**Records supplied**
-------

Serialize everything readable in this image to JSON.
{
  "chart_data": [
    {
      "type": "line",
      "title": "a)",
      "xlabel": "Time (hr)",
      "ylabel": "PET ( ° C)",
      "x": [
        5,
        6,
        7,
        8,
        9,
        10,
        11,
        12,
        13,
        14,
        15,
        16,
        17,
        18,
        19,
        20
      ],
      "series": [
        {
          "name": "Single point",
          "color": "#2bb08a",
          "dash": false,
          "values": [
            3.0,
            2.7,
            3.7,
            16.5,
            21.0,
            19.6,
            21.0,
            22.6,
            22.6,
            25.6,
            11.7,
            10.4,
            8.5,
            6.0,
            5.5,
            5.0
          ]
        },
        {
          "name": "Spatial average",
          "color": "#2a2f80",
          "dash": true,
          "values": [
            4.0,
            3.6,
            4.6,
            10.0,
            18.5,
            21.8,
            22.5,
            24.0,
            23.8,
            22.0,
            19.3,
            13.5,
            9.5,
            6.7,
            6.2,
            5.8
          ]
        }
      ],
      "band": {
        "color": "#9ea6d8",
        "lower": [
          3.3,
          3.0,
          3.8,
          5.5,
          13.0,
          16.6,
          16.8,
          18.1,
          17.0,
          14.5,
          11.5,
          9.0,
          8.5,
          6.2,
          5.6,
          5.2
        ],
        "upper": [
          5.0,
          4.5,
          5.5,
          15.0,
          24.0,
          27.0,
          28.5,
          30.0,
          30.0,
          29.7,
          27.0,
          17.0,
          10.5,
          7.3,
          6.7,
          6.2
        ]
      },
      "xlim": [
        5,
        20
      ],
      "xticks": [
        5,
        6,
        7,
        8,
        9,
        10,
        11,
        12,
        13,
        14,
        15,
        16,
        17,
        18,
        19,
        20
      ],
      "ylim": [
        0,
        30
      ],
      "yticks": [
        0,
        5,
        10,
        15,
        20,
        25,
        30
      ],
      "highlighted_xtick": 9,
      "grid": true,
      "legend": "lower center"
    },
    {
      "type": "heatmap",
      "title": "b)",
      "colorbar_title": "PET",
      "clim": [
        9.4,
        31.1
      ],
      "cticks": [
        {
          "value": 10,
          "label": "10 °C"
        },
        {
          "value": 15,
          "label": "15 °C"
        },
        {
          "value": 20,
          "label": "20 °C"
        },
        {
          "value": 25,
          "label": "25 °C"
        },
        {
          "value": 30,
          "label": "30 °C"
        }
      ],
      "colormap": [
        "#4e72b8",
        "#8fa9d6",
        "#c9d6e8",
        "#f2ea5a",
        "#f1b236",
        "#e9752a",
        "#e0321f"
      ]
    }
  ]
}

-------

**Aim of the task**
Using the entries above, find all lines with "name". Copy them.

**Exercise solution**
          "name": "Single point",
          "name": "Spatial average",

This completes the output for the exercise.